Task requirements:
Copy out all of the material, matching it word for word.

[Rows from a figure dataset]
————
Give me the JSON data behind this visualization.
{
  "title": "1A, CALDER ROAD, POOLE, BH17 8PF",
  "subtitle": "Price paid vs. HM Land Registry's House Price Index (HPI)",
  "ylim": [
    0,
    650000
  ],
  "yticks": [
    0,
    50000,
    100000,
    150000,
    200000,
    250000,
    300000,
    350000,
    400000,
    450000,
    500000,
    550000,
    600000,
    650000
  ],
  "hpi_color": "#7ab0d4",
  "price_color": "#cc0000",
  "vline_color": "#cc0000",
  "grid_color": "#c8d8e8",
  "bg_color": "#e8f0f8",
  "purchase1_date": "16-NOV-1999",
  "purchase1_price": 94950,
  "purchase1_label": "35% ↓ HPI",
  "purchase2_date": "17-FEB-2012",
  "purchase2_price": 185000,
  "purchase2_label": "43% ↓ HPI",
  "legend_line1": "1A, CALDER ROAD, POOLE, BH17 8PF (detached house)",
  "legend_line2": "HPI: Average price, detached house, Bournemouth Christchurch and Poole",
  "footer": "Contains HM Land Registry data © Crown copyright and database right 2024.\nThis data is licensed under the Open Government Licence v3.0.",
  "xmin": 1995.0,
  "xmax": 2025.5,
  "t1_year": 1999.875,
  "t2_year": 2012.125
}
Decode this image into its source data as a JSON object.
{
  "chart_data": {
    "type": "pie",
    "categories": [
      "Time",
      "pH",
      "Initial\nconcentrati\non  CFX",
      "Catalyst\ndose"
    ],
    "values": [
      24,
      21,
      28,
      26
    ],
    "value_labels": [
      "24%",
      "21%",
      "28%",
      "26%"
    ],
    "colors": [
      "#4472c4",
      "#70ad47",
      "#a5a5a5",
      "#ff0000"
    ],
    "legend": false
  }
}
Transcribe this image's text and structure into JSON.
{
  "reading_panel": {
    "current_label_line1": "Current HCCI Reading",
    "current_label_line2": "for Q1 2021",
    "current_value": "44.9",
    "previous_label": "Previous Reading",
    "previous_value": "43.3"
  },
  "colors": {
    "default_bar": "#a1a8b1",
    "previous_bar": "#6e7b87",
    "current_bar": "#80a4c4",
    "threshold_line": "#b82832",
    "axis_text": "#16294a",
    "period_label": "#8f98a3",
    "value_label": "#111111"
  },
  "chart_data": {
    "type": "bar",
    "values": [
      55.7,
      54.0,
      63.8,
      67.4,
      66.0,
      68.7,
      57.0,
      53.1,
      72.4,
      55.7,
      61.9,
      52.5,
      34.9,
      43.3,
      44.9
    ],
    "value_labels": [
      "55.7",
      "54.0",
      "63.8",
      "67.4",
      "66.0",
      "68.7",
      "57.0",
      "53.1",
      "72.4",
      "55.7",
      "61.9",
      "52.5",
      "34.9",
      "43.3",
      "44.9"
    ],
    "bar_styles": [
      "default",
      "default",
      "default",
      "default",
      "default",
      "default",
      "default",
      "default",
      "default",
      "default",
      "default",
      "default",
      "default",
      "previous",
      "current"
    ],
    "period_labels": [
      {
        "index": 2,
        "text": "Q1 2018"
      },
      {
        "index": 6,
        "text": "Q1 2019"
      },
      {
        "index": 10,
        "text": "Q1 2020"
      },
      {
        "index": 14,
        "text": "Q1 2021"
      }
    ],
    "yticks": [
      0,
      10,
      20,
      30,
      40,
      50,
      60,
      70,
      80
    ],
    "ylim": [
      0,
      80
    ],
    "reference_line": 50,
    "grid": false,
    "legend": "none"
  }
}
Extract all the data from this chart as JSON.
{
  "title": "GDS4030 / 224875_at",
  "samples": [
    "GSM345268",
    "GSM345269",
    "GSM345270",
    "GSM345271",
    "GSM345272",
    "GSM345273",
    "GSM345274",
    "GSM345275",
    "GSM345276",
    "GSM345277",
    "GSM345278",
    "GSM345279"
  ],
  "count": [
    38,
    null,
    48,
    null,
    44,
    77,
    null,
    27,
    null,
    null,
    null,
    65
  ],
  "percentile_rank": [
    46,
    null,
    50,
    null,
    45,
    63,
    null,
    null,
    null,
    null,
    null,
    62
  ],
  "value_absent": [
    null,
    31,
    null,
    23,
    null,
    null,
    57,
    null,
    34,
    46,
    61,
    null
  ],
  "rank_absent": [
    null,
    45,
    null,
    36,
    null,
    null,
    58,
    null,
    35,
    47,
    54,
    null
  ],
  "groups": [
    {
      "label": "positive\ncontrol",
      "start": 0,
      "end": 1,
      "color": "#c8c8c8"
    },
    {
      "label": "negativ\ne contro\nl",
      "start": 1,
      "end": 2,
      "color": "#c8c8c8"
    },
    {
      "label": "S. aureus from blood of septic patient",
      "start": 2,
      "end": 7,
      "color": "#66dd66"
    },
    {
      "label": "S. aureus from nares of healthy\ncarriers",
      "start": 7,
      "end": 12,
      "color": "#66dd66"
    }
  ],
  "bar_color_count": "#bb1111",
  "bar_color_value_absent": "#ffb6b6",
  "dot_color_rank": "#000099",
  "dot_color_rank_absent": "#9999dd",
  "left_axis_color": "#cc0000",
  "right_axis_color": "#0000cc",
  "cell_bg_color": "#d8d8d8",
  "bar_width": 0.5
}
————
Response:
Give me the JSON data behind this visualization.
{
  "title": "1A, CALDER ROAD, POOLE, BH17 8PF",
  "subtitle": "Price paid vs. HM Land Registry's House Price Index (HPI)",
  "ylim": [
    0,
    650000
  ],
  "yticks": [
    0,
    50000,
    100000,
    150000,
    200000,
    250000,
    300000,
    350000,
    400000,
    450000,
    500000,
    550000,
    600000,
    650000
  ],
  "hpi_color": "#7ab0d4",
  "price_color": "#cc0000",
  "vline_color": "#cc0000",
  "grid_color": "#c8d8e8",
  "bg_color": "#e8f0f8",
  "purchase1_date": "16-NOV-1999",
  "purchase1_price": 94950,
  "purchase1_label": "35% ↓ HPI",
  "purchase2_date": "17-FEB-2012",
  "purchase2_price": 185000,
  "purchase2_label": "43% ↓ HPI",
  "legend_line1": "1A, CALDER ROAD, POOLE, BH17 8PF (detached house)",
  "legend_line2": "HPI: Average price, detached house, Bournemouth Christchurch and Poole",
  "footer": "Contains HM Land Registry data © Crown copyright and database right 2024.\nThis data is licensed under the Open Government Licence v3.0.",
  "xmin": 1995.0,
  "xmax": 2025.5,
  "t1_year": 1999.875,
  "t2_year": 2012.125
}
Decode this image into its source data as a JSON object.
{
  "chart_data": {
    "type": "pie",
    "categories": [
      "Time",
      "pH",
      "Initial\nconcentrati\non  CFX",
      "Catalyst\ndose"
    ],
    "values": [
      24,
      21,
      28,
      26
    ],
    "value_labels": [
      "24%",
      "21%",
      "28%",
      "26%"
    ],
    "colors": [
      "#4472c4",
      "#70ad47",
      "#a5a5a5",
      "#ff0000"
    ],
    "legend": false
  }
}
Transcribe this image's text and structure into JSON.
{
  "reading_panel": {
    "current_label_line1": "Current HCCI Reading",
    "current_label_line2": "for Q1 2021",
    "current_value": "44.9",
    "previous_label": "Previous Reading",
    "previous_value": "43.3"
  },
  "colors": {
    "default_bar": "#a1a8b1",
    "previous_bar": "#6e7b87",
    "current_bar": "#80a4c4",
    "threshold_line": "#b82832",
    "axis_text": "#16294a",
    "period_label": "#8f98a3",
    "value_label": "#111111"
  },
  "chart_data": {
    "type": "bar",
    "values": [
      55.7,
      54.0,
      63.8,
      67.4,
      66.0,
      68.7,
      57.0,
      53.1,
      72.4,
      55.7,
      61.9,
      52.5,
      34.9,
      43.3,
      44.9
    ],
    "value_labels": [
      "55.7",
      "54.0",
      "63.8",
      "67.4",
      "66.0",
      "68.7",
      "57.0",
      "53.1",
      "72.4",
      "55.7",
      "61.9",
      "52.5",
      "34.9",
      "43.3",
      "44.9"
    ],
    "bar_styles": [
      "default",
      "default",
      "default",
      "default",
      "default",
      "default",
      "default",
      "default",
      "default",
      "default",
      "default",
      "default",
      "default",
      "previous",
      "current"
    ],
    "period_labels": [
      {
        "index": 2,
        "text": "Q1 2018"
      },
      {
        "index": 6,
        "text": "Q1 2019"
      },
      {
        "index": 10,
        "text": "Q1 2020"
      },
      {
        "index": 14,
        "text": "Q1 2021"
      }
    ],
    "yticks": [
      0,
      10,
      20,
      30,
      40,
      50,
      60,
      70,
      80
    ],
    "ylim": [
      0,
      80
    ],
    "reference_line": 50,
    "grid": false,
    "legend": "none"
  }
}
Extract all the data from this chart as JSON.
{
  "title": "GDS4030 / 224875_at",
  "samples": [
    "GSM345268",
    "GSM345269",
    "GSM345270",
    "GSM345271",
    "GSM345272",
    "GSM345273",
    "GSM345274",
    "GSM345275",
    "GSM345276",
    "GSM345277",
    "GSM345278",
    "GSM345279"
  ],
  "count": [
    38,
    null,
    48,
    null,
    44,
    77,
    null,
    27,
    null,
    null,
    null,
    65
  ],
  "percentile_rank": [
    46,
    null,
    50,
    null,
    45,
    63,
    null,
    null,
    null,
    null,
    null,
    62
  ],
  "value_absent": [
    null,
    31,
    null,
    23,
    null,
    null,
    57,
    null,
    34,
    46,
    61,
    null
  ],
  "rank_absent": [
    null,
    45,
    null,
    36,
    null,
    null,
    58,
    null,
    35,
    47,
    54,
    null
  ],
  "groups": [
    {
      "label": "positive\ncontrol",
      "start": 0,
      "end": 1,
      "color": "#c8c8c8"
    },
    {
      "label": "negativ\ne contro\nl",
      "start": 1,
      "end": 2,
      "color": "#c8c8c8"
    },
    {
      "label": "S. aureus from blood of septic patient",
      "start": 2,
      "end": 7,
      "color": "#66dd66"
    },
    {
      "label": "S. aureus from nares of healthy\ncarriers",
      "start": 7,
      "end": 12,
      "color": "#66dd66"
    }
  ],
  "bar_color_count": "#bb1111",
  "bar_color_value_absent": "#ffb6b6",
  "dot_color_rank": "#000099",
  "dot_color_rank_absent": "#9999dd",
  "left_axis_color": "#cc0000",
  "right_axis_color": "#0000cc",
  "cell_bg_color": "#d8d8d8",
  "bar_width": 0.5
}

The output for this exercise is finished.